* **Material to process**:
════════

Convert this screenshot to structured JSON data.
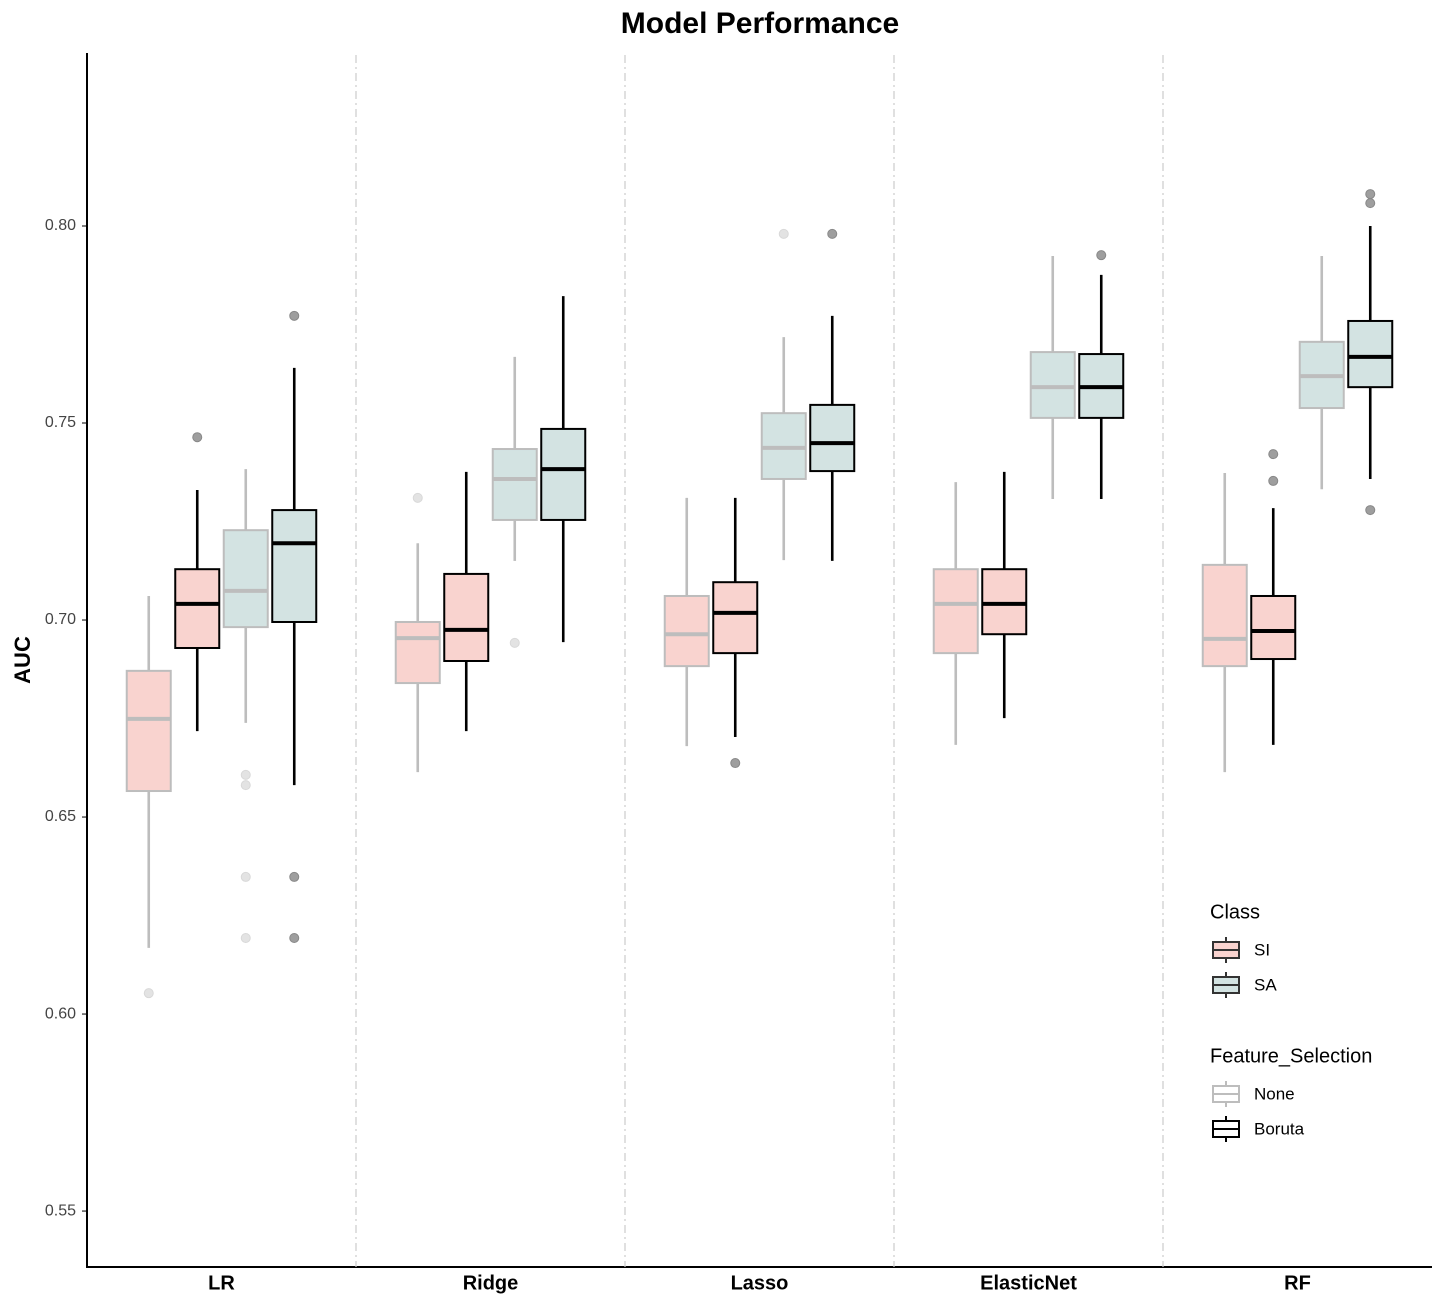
{
  "chart_data": {
    "type": "boxplot",
    "title": "Model Performance",
    "y_label": "AUC",
    "categories": [
      "LR",
      "Ridge",
      "Lasso",
      "ElasticNet",
      "RF"
    ],
    "ylim": [
      0.5358,
      0.8434
    ],
    "yticks": [
      0.55,
      {
        "value": 0.6,
        "label": "0.60"
      },
      0.65,
      {
        "value": 0.7,
        "label": "0.70"
      },
      0.75,
      {
        "value": 0.8,
        "label": "0.80"
      }
    ],
    "grid": false,
    "legend": {
      "position": "bottom-right",
      "class": {
        "title": "Class",
        "items": [
          {
            "name": "SI",
            "fill": "#f9d3cf"
          },
          {
            "name": "SA",
            "fill": "#d3e3e2"
          }
        ]
      },
      "feature_selection": {
        "title": "Feature_Selection",
        "items": [
          {
            "name": "None",
            "stroke": "#bdbdbd"
          },
          {
            "name": "Boruta",
            "stroke": "#000000"
          }
        ]
      }
    },
    "series": [
      {
        "fill": "#f9d3cf",
        "stroke": "#bdbdbd",
        "outlier_color": "#e3e3e3",
        "boxes": [
          {
            "low": 0.6168,
            "q1": 0.6566,
            "median": 0.6749,
            "q3": 0.6871,
            "high": 0.7061,
            "outliers": [
              0.6053
            ]
          },
          {
            "low": 0.6614,
            "q1": 0.684,
            "median": 0.6954,
            "q3": 0.6995,
            "high": 0.7195,
            "outliers": [
              0.731
            ]
          },
          {
            "low": 0.668,
            "q1": 0.6883,
            "median": 0.6964,
            "q3": 0.7061,
            "high": 0.731,
            "outliers": []
          },
          {
            "low": 0.6683,
            "q1": 0.6916,
            "median": 0.7041,
            "q3": 0.7129,
            "high": 0.735,
            "outliers": []
          },
          {
            "low": 0.6614,
            "q1": 0.6883,
            "median": 0.6952,
            "q3": 0.714,
            "high": 0.7373,
            "outliers": []
          }
        ]
      },
      {
        "fill": "#f9d3cf",
        "stroke": "#000000",
        "outlier_color": "#9e9e9e",
        "boxes": [
          {
            "low": 0.6718,
            "q1": 0.6929,
            "median": 0.7041,
            "q3": 0.7129,
            "high": 0.733,
            "outliers": [
              0.7464
            ]
          },
          {
            "low": 0.6718,
            "q1": 0.6896,
            "median": 0.6975,
            "q3": 0.7117,
            "high": 0.7376,
            "outliers": []
          },
          {
            "low": 0.6703,
            "q1": 0.6916,
            "median": 0.7018,
            "q3": 0.7096,
            "high": 0.731,
            "outliers": [
              0.6637
            ]
          },
          {
            "low": 0.6751,
            "q1": 0.6964,
            "median": 0.7041,
            "q3": 0.7129,
            "high": 0.7376,
            "outliers": []
          },
          {
            "low": 0.6683,
            "q1": 0.6901,
            "median": 0.6972,
            "q3": 0.7061,
            "high": 0.7284,
            "outliers": [
              0.7353,
              0.7421
            ]
          }
        ]
      },
      {
        "fill": "#d3e3e2",
        "stroke": "#bdbdbd",
        "outlier_color": "#e3e3e3",
        "boxes": [
          {
            "low": 0.6739,
            "q1": 0.6982,
            "median": 0.7074,
            "q3": 0.7228,
            "high": 0.7383,
            "outliers": [
              0.6607,
              0.6581,
              0.6348,
              0.6193
            ]
          },
          {
            "low": 0.715,
            "q1": 0.7254,
            "median": 0.7358,
            "q3": 0.7434,
            "high": 0.7668,
            "outliers": [
              0.6942
            ]
          },
          {
            "low": 0.7152,
            "q1": 0.7358,
            "median": 0.7437,
            "q3": 0.7525,
            "high": 0.7718,
            "outliers": [
              0.798
            ]
          },
          {
            "low": 0.7307,
            "q1": 0.7513,
            "median": 0.7591,
            "q3": 0.768,
            "high": 0.7924,
            "outliers": []
          },
          {
            "low": 0.7332,
            "q1": 0.7538,
            "median": 0.7619,
            "q3": 0.7706,
            "high": 0.7924,
            "outliers": []
          }
        ]
      },
      {
        "fill": "#d3e3e2",
        "stroke": "#000000",
        "outlier_color": "#9e9e9e",
        "boxes": [
          {
            "low": 0.6581,
            "q1": 0.6995,
            "median": 0.7195,
            "q3": 0.7279,
            "high": 0.764,
            "outliers": [
              0.7772,
              0.6348,
              0.6193
            ]
          },
          {
            "low": 0.6944,
            "q1": 0.7254,
            "median": 0.7383,
            "q3": 0.7485,
            "high": 0.7822,
            "outliers": []
          },
          {
            "low": 0.715,
            "q1": 0.7378,
            "median": 0.7449,
            "q3": 0.7546,
            "high": 0.7772,
            "outliers": [
              0.798
            ]
          },
          {
            "low": 0.7307,
            "q1": 0.7513,
            "median": 0.7591,
            "q3": 0.7675,
            "high": 0.7876,
            "outliers": [
              0.7926
            ]
          },
          {
            "low": 0.7358,
            "q1": 0.7591,
            "median": 0.7668,
            "q3": 0.7759,
            "high": 0.8,
            "outliers": [
              0.7279,
              0.8058,
              0.8081
            ]
          }
        ]
      }
    ]
  }
}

════════

* **What is asked**:
Above are the records. Identify each line that contains the word "name".

* **Task response**:
            "name": "SI",
            "name": "SA",
            "name": "None",
            "name": "Boruta",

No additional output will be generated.